• [TASK GOAL] Each entry below should be reproduced character for character.
"""
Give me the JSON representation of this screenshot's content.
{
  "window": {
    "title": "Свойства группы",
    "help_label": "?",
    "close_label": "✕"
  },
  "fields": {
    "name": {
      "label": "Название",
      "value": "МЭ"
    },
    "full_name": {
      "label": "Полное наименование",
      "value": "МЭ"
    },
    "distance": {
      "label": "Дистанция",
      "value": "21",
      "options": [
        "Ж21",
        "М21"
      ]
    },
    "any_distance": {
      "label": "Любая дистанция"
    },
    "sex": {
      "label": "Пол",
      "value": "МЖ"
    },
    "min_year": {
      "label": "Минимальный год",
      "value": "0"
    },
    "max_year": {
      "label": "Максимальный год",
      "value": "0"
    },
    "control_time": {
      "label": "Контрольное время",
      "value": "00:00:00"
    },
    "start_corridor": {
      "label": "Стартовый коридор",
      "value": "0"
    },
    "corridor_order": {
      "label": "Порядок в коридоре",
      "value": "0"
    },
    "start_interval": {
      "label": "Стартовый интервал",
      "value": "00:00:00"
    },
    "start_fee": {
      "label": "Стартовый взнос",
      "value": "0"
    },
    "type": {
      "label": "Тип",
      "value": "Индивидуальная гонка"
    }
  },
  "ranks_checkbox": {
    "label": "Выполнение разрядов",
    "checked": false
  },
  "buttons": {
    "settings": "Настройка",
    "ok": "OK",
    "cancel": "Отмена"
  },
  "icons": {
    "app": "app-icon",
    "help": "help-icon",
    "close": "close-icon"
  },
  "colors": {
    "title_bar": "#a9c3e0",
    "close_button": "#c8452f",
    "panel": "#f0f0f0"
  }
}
"""
• [CORRECT ANSWER]
Give me the JSON representation of this screenshot's content.
{
  "window": {
    "title": "Свойства группы",
    "help_label": "?",
    "close_label": "✕"
  },
  "fields": {
    "name": {
      "label": "Название",
      "value": "МЭ"
    },
    "full_name": {
      "label": "Полное наименование",
      "value": "МЭ"
    },
    "distance": {
      "label": "Дистанция",
      "value": "21",
      "options": [
        "Ж21",
        "М21"
      ]
    },
    "any_distance": {
      "label": "Любая дистанция"
    },
    "sex": {
      "label": "Пол",
      "value": "МЖ"
    },
    "min_year": {
      "label": "Минимальный год",
      "value": "0"
    },
    "max_year": {
      "label": "Максимальный год",
      "value": "0"
    },
    "control_time": {
      "label": "Контрольное время",
      "value": "00:00:00"
    },
    "start_corridor": {
      "label": "Стартовый коридор",
      "value": "0"
    },
    "corridor_order": {
      "label": "Порядок в коридоре",
      "value": "0"
    },
    "start_interval": {
      "label": "Стартовый интервал",
      "value": "00:00:00"
    },
    "start_fee": {
      "label": "Стартовый взнос",
      "value": "0"
    },
    "type": {
      "label": "Тип",
      "value": "Индивидуальная гонка"
    }
  },
  "ranks_checkbox": {
    "label": "Выполнение разрядов",
    "checked": false
  },
  "buttons": {
    "settings": "Настройка",
    "ok": "OK",
    "cancel": "Отмена"
  },
  "icons": {
    "app": "app-icon",
    "help": "help-icon",
    "close": "close-icon"
  },
  "colors": {
    "title_bar": "#a9c3e0",
    "close_button": "#c8452f",
    "panel": "#f0f0f0"
  }
}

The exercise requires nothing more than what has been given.